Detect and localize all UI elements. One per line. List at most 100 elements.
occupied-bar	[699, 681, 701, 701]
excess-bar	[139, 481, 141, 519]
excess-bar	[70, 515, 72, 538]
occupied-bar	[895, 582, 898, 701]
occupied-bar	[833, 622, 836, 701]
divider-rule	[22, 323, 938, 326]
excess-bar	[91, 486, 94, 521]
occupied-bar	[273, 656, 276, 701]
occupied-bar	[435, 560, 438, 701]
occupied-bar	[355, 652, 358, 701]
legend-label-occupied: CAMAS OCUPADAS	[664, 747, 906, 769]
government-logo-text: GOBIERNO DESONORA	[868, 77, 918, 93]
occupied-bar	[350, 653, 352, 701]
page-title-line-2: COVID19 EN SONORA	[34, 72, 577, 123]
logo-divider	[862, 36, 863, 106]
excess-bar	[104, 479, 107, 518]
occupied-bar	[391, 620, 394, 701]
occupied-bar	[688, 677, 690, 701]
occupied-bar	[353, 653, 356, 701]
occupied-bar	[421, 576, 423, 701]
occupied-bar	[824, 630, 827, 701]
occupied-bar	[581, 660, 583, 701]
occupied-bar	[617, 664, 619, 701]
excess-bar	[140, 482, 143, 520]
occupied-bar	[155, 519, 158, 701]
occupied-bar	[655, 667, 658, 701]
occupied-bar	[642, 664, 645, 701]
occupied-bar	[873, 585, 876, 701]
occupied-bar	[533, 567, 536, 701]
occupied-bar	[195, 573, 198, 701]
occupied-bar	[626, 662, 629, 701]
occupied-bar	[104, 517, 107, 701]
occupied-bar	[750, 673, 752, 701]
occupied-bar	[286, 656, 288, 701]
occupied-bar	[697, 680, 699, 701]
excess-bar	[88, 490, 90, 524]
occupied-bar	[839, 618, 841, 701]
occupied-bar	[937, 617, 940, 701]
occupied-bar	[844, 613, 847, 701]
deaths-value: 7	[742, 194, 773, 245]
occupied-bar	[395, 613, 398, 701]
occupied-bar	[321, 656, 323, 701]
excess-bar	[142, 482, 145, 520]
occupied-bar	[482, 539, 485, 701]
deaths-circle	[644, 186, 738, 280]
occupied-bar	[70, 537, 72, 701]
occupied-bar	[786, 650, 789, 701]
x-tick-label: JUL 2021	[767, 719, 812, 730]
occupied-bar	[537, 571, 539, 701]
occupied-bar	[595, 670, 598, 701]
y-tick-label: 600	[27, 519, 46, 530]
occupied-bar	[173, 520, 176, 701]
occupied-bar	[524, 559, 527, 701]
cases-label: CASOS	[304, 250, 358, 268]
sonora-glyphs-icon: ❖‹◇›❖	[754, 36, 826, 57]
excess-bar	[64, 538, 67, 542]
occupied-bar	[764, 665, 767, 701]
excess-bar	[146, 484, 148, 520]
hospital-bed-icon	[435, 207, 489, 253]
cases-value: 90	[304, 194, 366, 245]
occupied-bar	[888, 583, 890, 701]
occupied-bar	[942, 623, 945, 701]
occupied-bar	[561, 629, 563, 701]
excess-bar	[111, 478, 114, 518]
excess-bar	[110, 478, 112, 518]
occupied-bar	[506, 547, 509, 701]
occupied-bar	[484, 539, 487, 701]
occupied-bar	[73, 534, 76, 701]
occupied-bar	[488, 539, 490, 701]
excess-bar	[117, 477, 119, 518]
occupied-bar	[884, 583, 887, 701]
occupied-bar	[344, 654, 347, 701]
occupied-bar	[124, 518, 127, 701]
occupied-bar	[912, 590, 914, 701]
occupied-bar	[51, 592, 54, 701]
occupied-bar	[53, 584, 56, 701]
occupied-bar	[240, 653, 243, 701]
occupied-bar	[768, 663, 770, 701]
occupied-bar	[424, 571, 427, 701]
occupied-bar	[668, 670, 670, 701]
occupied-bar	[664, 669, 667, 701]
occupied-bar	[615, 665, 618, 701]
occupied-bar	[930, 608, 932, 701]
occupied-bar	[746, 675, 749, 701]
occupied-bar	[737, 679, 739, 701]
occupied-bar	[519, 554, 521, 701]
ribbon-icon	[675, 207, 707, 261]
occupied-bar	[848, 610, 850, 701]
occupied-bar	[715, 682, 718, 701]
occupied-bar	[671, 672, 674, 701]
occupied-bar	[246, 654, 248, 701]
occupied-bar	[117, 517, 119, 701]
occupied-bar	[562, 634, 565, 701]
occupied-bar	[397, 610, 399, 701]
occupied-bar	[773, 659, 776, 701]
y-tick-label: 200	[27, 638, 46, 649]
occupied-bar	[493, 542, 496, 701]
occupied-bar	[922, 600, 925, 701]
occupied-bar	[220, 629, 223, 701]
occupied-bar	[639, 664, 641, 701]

☆ ☆ ☆ ☆ ☆

§ Set task: Update the items above by replacing "occupied-bar" with "filled-bar" wherever it occurs, and leave everything else unchanged.

§ Written solution:
Detect and localize all UI elements. One per line. List at most 100 elements.
filled-bar	[699, 681, 701, 701]
excess-bar	[139, 481, 141, 519]
excess-bar	[70, 515, 72, 538]
filled-bar	[895, 582, 898, 701]
filled-bar	[833, 622, 836, 701]
divider-rule	[22, 323, 938, 326]
excess-bar	[91, 486, 94, 521]
filled-bar	[273, 656, 276, 701]
filled-bar	[435, 560, 438, 701]
filled-bar	[355, 652, 358, 701]
legend-label-occupied: CAMAS OCUPADAS	[664, 747, 906, 769]
government-logo-text: GOBIERNO DESONORA	[868, 77, 918, 93]
filled-bar	[350, 653, 352, 701]
page-title-line-2: COVID19 EN SONORA	[34, 72, 577, 123]
logo-divider	[862, 36, 863, 106]
excess-bar	[104, 479, 107, 518]
filled-bar	[391, 620, 394, 701]
filled-bar	[688, 677, 690, 701]
filled-bar	[353, 653, 356, 701]
filled-bar	[421, 576, 423, 701]
filled-bar	[824, 630, 827, 701]
filled-bar	[581, 660, 583, 701]
filled-bar	[617, 664, 619, 701]
excess-bar	[140, 482, 143, 520]
filled-bar	[155, 519, 158, 701]
filled-bar	[655, 667, 658, 701]
filled-bar	[642, 664, 645, 701]
filled-bar	[873, 585, 876, 701]
filled-bar	[533, 567, 536, 701]
filled-bar	[195, 573, 198, 701]
filled-bar	[626, 662, 629, 701]
filled-bar	[104, 517, 107, 701]
filled-bar	[750, 673, 752, 701]
filled-bar	[286, 656, 288, 701]
filled-bar	[697, 680, 699, 701]
excess-bar	[88, 490, 90, 524]
filled-bar	[839, 618, 841, 701]
filled-bar	[937, 617, 940, 701]
filled-bar	[844, 613, 847, 701]
deaths-value: 7	[742, 194, 773, 245]
filled-bar	[395, 613, 398, 701]
filled-bar	[321, 656, 323, 701]
excess-bar	[142, 482, 145, 520]
filled-bar	[482, 539, 485, 701]
deaths-circle	[644, 186, 738, 280]
filled-bar	[70, 537, 72, 701]
filled-bar	[786, 650, 789, 701]
x-tick-label: JUL 2021	[767, 719, 812, 730]
filled-bar	[537, 571, 539, 701]
filled-bar	[595, 670, 598, 701]
y-tick-label: 600	[27, 519, 46, 530]
filled-bar	[173, 520, 176, 701]
filled-bar	[524, 559, 527, 701]
cases-label: CASOS	[304, 250, 358, 268]
sonora-glyphs-icon: ❖‹◇›❖	[754, 36, 826, 57]
excess-bar	[64, 538, 67, 542]
filled-bar	[764, 665, 767, 701]
excess-bar	[146, 484, 148, 520]
hospital-bed-icon	[435, 207, 489, 253]
cases-value: 90	[304, 194, 366, 245]
filled-bar	[888, 583, 890, 701]
filled-bar	[942, 623, 945, 701]
filled-bar	[561, 629, 563, 701]
excess-bar	[111, 478, 114, 518]
excess-bar	[110, 478, 112, 518]
filled-bar	[506, 547, 509, 701]
filled-bar	[484, 539, 487, 701]
filled-bar	[73, 534, 76, 701]
filled-bar	[488, 539, 490, 701]
excess-bar	[117, 477, 119, 518]
filled-bar	[884, 583, 887, 701]
filled-bar	[344, 654, 347, 701]
filled-bar	[124, 518, 127, 701]
filled-bar	[912, 590, 914, 701]
filled-bar	[51, 592, 54, 701]
filled-bar	[53, 584, 56, 701]
filled-bar	[240, 653, 243, 701]
filled-bar	[768, 663, 770, 701]
filled-bar	[424, 571, 427, 701]
filled-bar	[668, 670, 670, 701]
filled-bar	[664, 669, 667, 701]
filled-bar	[615, 665, 618, 701]
filled-bar	[930, 608, 932, 701]
filled-bar	[746, 675, 749, 701]
filled-bar	[737, 679, 739, 701]
filled-bar	[519, 554, 521, 701]
ribbon-icon	[675, 207, 707, 261]
filled-bar	[848, 610, 850, 701]
filled-bar	[715, 682, 718, 701]
filled-bar	[671, 672, 674, 701]
filled-bar	[246, 654, 248, 701]
filled-bar	[117, 517, 119, 701]
filled-bar	[562, 634, 565, 701]
filled-bar	[397, 610, 399, 701]
filled-bar	[773, 659, 776, 701]
y-tick-label: 200	[27, 638, 46, 649]
filled-bar	[493, 542, 496, 701]
filled-bar	[922, 600, 925, 701]
filled-bar	[220, 629, 223, 701]
filled-bar	[639, 664, 641, 701]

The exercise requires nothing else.